Stated task: Give every entry again, unchanged, and leave its images out.

Stored data:

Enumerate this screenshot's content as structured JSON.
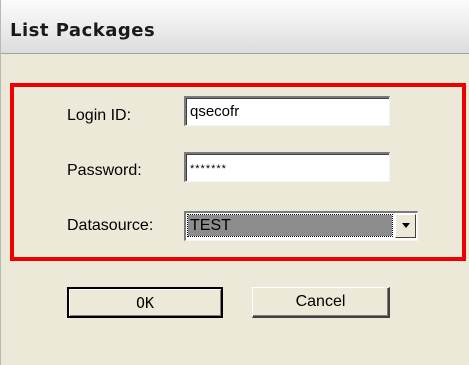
{
  "dialog": {
    "title": "List Packages"
  },
  "form": {
    "login_label": "Login ID:",
    "login_value": "qsecofr",
    "password_label": "Password:",
    "password_value": "*******",
    "datasource_label": "Datasource:",
    "datasource_value": "TEST"
  },
  "buttons": {
    "ok_label": "OK",
    "cancel_label": "Cancel"
  },
  "colors": {
    "highlight_border": "#ee0000",
    "dialog_background": "#ece9d8"
  },
  "icons": {
    "dropdown": "chevron-down-icon"
  }
}
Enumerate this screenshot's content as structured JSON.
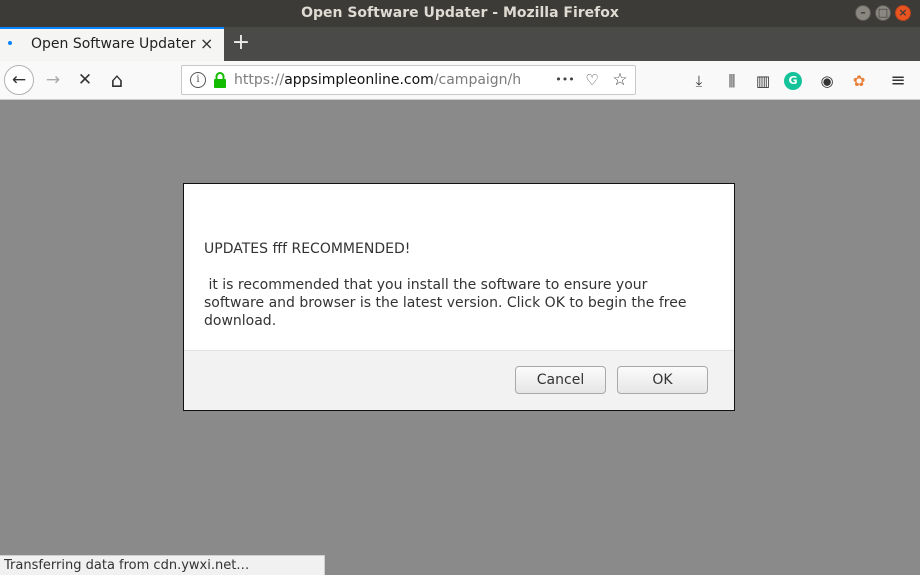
{
  "window": {
    "title": "Open Software Updater - Mozilla Firefox"
  },
  "tab": {
    "label": "Open Software Updater",
    "close": "×"
  },
  "newtab": "+",
  "nav": {
    "back": "←",
    "forward": "→",
    "stop": "✕",
    "home": "⌂"
  },
  "urlbar": {
    "url_prefix": "https://",
    "url_host": "appsimpleonline.com",
    "url_path": "/campaign/h",
    "more": "•••",
    "pocket": "♡",
    "bookmark": "☆"
  },
  "toolbar": {
    "download": "⤓",
    "library": "⫼",
    "sidebar": "▥",
    "grammarly": "G",
    "account": "◉",
    "extension": "✿",
    "menu": "≡"
  },
  "dialog": {
    "title": "UPDATES fff RECOMMENDED!",
    "message": " it is recommended that you install the software to ensure your software and browser is the latest version. Click OK to begin the free download.",
    "cancel_label": "Cancel",
    "ok_label": "OK"
  },
  "status": {
    "text": "Transferring data from cdn.ywxi.net…"
  },
  "colors": {
    "accent": "#0a84ff",
    "titlebar": "#3c3b37",
    "close": "#e95420",
    "lock": "#12bc00",
    "grammarly": "#15c39a"
  }
}
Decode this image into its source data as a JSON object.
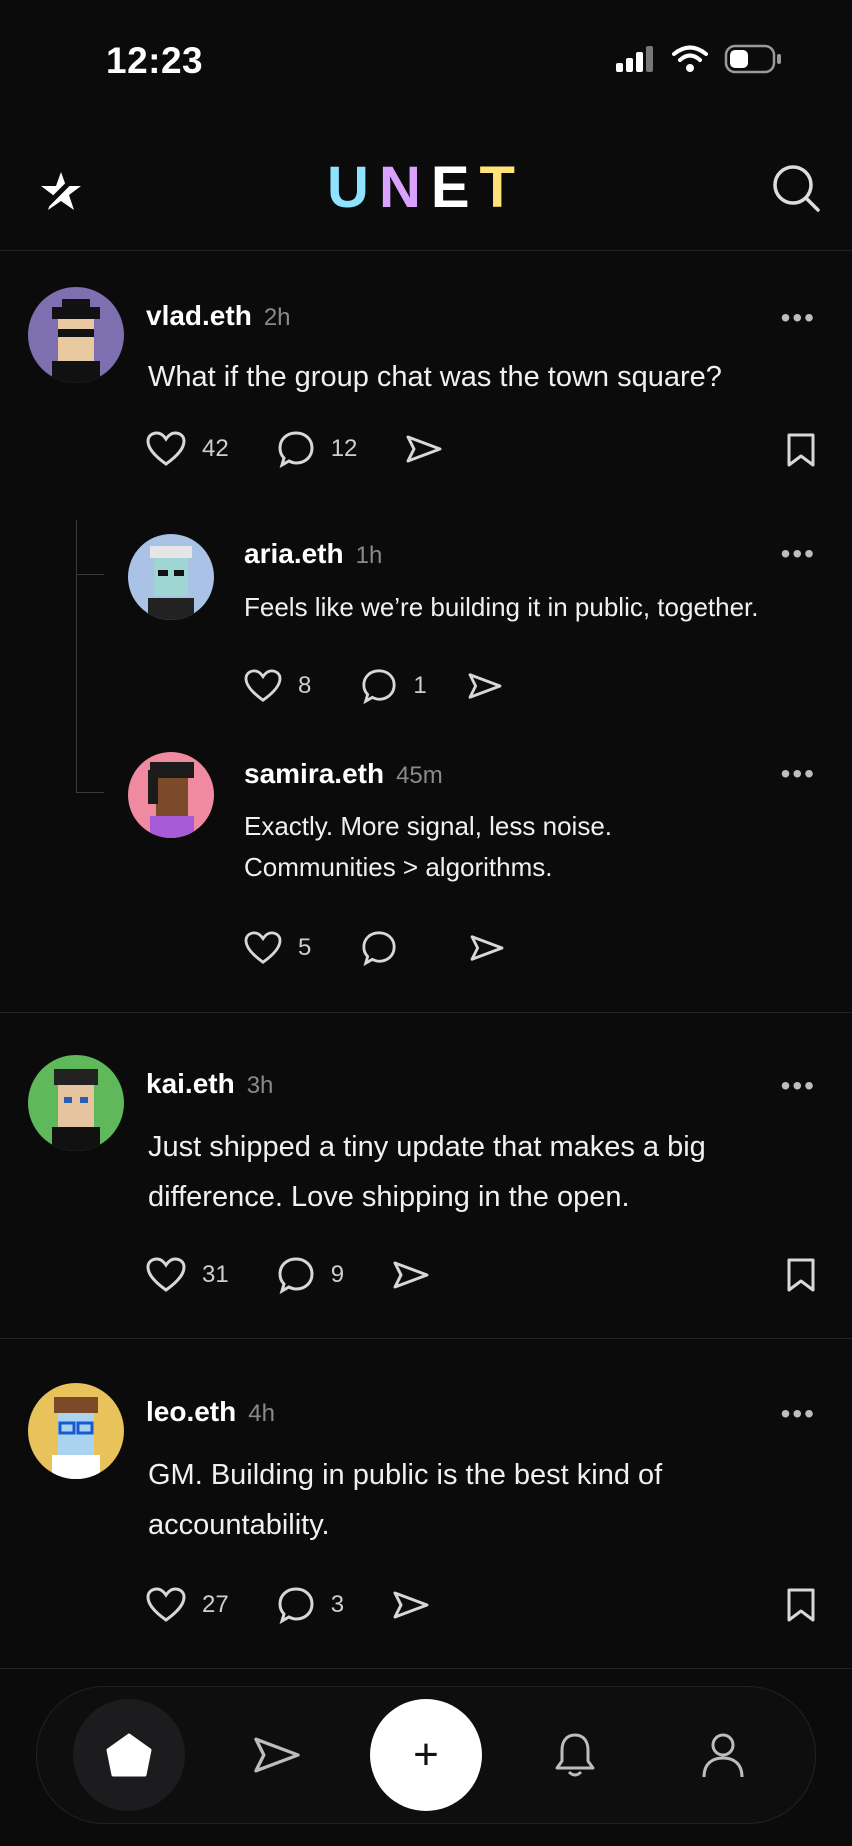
{
  "status_bar": {
    "time": "12:23"
  },
  "header": {
    "brand": [
      "U",
      "N",
      "E",
      "T"
    ],
    "brand_colors": [
      "#8fe3ff",
      "#d9a2ff",
      "#ffffff",
      "#ffe27a"
    ]
  },
  "posts": [
    {
      "user": "vlad.eth",
      "ago": "2h",
      "text": "What if the group chat was the town square?",
      "likes": "42",
      "comments": "12",
      "avatar_color": "#7e6fb0"
    },
    {
      "user": "kai.eth",
      "ago": "3h",
      "text_lines": [
        "Just shipped a tiny update that makes a big",
        "difference. Love shipping in the open."
      ],
      "likes": "31",
      "comments": "9",
      "avatar_color": "#5fb85a"
    },
    {
      "user": "leo.eth",
      "ago": "4h",
      "text_lines": [
        "GM. Building in public is the best kind of",
        "accountability."
      ],
      "likes": "27",
      "comments": "3",
      "avatar_color": "#e8c25a"
    }
  ],
  "replies": [
    {
      "user": "aria.eth",
      "ago": "1h",
      "text": "Feels like we’re building it in public, together.",
      "likes": "8",
      "comments": "1",
      "avatar_color": "#a9c2e6"
    },
    {
      "user": "samira.eth",
      "ago": "45m",
      "text_lines": [
        "Exactly. More signal, less noise.",
        "Communities > algorithms."
      ],
      "likes": "5",
      "avatar_color": "#f08aa0"
    }
  ],
  "more_label": "•••",
  "tabbar": {
    "compose_label": "+"
  }
}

Solution for this problem:
Enumerate this screenshot's content as structured JSON.
{
  "dialog": {
    "title": "List Packages"
  },
  "form": {
    "login_label": "Login ID:",
    "login_value": "qsecofr",
    "password_label": "Password:",
    "password_value": "*******",
    "datasource_label": "Datasource:",
    "datasource_value": "TEST"
  },
  "buttons": {
    "ok_label": "OK",
    "cancel_label": "Cancel"
  },
  "colors": {
    "highlight_border": "#ee0000",
    "dialog_background": "#ece9d8"
  },
  "icons": {
    "dropdown": "chevron-down-icon"
  }
}
Enumerate this screenshot's content as structured JSON.
{
  "window": {
    "title": "Open Software Updater - Mozilla Firefox"
  },
  "tab": {
    "label": "Open Software Updater",
    "close": "×"
  },
  "newtab": "+",
  "nav": {
    "back": "←",
    "forward": "→",
    "stop": "✕",
    "home": "⌂"
  },
  "urlbar": {
    "url_prefix": "https://",
    "url_host": "appsimpleonline.com",
    "url_path": "/campaign/h",
    "more": "•••",
    "pocket": "♡",
    "bookmark": "☆"
  },
  "toolbar": {
    "download": "⤓",
    "library": "⫼",
    "sidebar": "▥",
    "grammarly": "G",
    "account": "◉",
    "extension": "✿",
    "menu": "≡"
  },
  "dialog": {
    "title": "UPDATES fff RECOMMENDED!",
    "message": " it is recommended that you install the software to ensure your software and browser is the latest version. Click OK to begin the free download.",
    "cancel_label": "Cancel",
    "ok_label": "OK"
  },
  "status": {
    "text": "Transferring data from cdn.ywxi.net…"
  },
  "colors": {
    "accent": "#0a84ff",
    "titlebar": "#3c3b37",
    "close": "#e95420",
    "lock": "#12bc00",
    "grammarly": "#15c39a"
  }
}
Decode this image into its source data as a JSON object.
{
  "status_bar": {
    "time": "12:23"
  },
  "header": {
    "brand": [
      "U",
      "N",
      "E",
      "T"
    ],
    "brand_colors": [
      "#8fe3ff",
      "#d9a2ff",
      "#ffffff",
      "#ffe27a"
    ]
  },
  "posts": [
    {
      "user": "vlad.eth",
      "ago": "2h",
      "text": "What if the group chat was the town square?",
      "likes": "42",
      "comments": "12",
      "avatar_color": "#7e6fb0"
    },
    {
      "user": "kai.eth",
      "ago": "3h",
      "text_lines": [
        "Just shipped a tiny update that makes a big",
        "difference. Love shipping in the open."
      ],
      "likes": "31",
      "comments": "9",
      "avatar_color": "#5fb85a"
    },
    {
      "user": "leo.eth",
      "ago": "4h",
      "text_lines": [
        "GM. Building in public is the best kind of",
        "accountability."
      ],
      "likes": "27",
      "comments": "3",
      "avatar_color": "#e8c25a"
    }
  ],
  "replies": [
    {
      "user": "aria.eth",
      "ago": "1h",
      "text": "Feels like we’re building it in public, together.",
      "likes": "8",
      "comments": "1",
      "avatar_color": "#a9c2e6"
    },
    {
      "user": "samira.eth",
      "ago": "45m",
      "text_lines": [
        "Exactly. More signal, less noise.",
        "Communities > algorithms."
      ],
      "likes": "5",
      "avatar_color": "#f08aa0"
    }
  ],
  "more_label": "•••",
  "tabbar": {
    "compose_label": "+"
  }
}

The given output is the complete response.